Christopher Sweeney, Editor
Nature produces for every animal
everything that is sufficient to support it
without having recourse to the improvement
of the original production.
— Adam Smith
We tend to hail modernity as the fertilization of barren fields, the taming of crop-destroying frosts and floods, the banishment of precariousness, the stymieing of angst. According to this narrative, the unpredictable world of old that kept most people on the threshold of sudden disaster has given way to a new world of abundance — thanks to technology, markets, politics, and capital.
These stories we tell about the past — of forlorn families hovering on the brink of ruin, their fates subject to the violent caprice of weather — assume that material scarcity perennially characterized human life on this planet. They also consecrate the present, by insisting that we live now in a time of unparalleled abundance, and are on the cusp of overcoming scarcity altogether. Are these stories — about the past, about the present — true?

You can plot the central myths of the major Western religions as you would a novel. You can outline Christianity’s main story, for instance, as U-shaped. It begins in Eden, the lavish garden, and immediately takes a turn for the worse with Adam and Eve’s sin. The downward arc rounds upward at the birth of Christ. According to Christian teaching, the world will one day return to its ancient paradisaical state, purged of all possibility of sin. Judaism’s principal narrative follows a similar pattern. It begins when God brings the Jews out of Egyptian slavery into the Promised Land, turns down with their disobedience and exile, and loops up again when they return to their homeland.
Many of us pretend to live unshackled from such myths. Yet economics — the quintessential “science” of our time — is our religion and scarcity its primary myth. Economics tells the cosmic tale of how humanity has moved from material dearth to abundance. Like all culturally significant stories, economics involves a lack. For Christianity, humans lack God’s presence. In Judaism, God’s people lack a homeland. The lack of economics is scarcity.

(Dataset excerpt)
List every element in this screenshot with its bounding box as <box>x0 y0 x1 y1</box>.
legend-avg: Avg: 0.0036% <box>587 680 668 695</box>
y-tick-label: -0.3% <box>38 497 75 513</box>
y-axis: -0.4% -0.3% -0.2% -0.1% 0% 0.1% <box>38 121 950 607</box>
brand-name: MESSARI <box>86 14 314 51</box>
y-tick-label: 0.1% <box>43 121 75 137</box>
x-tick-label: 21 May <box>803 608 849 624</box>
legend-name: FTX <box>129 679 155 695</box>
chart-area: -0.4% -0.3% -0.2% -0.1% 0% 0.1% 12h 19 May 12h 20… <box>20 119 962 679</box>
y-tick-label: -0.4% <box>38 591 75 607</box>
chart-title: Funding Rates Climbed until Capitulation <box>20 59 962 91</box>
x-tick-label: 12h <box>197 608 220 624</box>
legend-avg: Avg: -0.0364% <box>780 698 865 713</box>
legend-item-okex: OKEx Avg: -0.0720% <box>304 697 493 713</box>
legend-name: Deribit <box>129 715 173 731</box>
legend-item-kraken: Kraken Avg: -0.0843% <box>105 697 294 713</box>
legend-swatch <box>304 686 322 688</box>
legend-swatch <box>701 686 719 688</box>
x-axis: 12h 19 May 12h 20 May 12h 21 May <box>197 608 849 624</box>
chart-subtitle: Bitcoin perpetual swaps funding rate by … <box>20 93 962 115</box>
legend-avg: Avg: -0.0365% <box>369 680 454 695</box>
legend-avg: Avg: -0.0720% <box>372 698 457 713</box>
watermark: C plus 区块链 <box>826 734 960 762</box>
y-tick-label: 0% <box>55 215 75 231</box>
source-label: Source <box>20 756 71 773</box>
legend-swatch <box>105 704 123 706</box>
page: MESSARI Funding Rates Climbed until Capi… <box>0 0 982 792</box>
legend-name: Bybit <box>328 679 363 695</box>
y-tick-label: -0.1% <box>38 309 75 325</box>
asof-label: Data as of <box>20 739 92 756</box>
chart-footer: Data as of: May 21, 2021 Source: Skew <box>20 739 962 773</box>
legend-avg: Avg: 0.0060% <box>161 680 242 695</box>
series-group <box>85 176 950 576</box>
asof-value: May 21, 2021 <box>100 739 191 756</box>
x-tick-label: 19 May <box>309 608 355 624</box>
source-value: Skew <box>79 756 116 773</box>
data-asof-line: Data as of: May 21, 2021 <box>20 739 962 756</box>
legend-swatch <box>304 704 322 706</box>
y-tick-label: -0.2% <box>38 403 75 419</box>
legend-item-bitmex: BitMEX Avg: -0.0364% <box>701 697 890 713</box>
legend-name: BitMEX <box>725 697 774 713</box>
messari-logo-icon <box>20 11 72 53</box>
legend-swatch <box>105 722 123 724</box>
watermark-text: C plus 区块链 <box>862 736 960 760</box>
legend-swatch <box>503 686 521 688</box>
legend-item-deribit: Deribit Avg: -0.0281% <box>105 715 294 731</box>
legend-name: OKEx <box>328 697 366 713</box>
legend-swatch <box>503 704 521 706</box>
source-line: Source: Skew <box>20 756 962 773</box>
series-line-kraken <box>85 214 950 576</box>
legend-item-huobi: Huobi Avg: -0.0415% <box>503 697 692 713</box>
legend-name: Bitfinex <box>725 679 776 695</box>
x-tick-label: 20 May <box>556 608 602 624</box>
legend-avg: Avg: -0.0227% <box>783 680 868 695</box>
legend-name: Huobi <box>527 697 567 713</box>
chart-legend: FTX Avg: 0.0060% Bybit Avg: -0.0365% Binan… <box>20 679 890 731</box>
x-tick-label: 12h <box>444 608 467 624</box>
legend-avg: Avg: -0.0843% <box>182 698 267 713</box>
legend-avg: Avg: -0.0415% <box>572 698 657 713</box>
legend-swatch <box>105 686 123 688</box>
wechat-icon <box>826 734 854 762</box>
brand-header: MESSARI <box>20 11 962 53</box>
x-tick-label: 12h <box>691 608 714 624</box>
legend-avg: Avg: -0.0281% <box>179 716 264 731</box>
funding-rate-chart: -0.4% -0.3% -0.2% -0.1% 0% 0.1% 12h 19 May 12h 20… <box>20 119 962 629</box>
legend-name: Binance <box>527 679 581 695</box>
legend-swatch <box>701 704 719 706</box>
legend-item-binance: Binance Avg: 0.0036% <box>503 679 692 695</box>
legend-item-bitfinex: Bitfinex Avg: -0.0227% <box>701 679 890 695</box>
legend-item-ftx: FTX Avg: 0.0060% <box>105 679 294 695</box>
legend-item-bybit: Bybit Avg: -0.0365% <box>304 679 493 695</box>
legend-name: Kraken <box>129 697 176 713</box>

### LIST OF TASKS
- A) In the scarcity essay, what shape is Christianity's main story said to have?
- B) Which things does the scarcity essay say the modern narrative credits with bringing about the new world of abundance? List them all.
- C) Return the part of the scarcity essay that opens with the words containing "These stories we" and closes with "present — true?".

### FINAL ANSWERS
- A) U-shaped

- B) technology, markets, politics, capital

- C)
These stories we tell about the past — of forlorn families hovering on the brink of ruin, their fates subject to the violent caprice of weather — assume that material scarcity perennially characterized human life on this planet. They also consecrate the present, by insisting that we live now in a time of unparalleled abundance, and are on the cusp of overcoming scarcity altogether. Are these stories — about the past, about the present — true?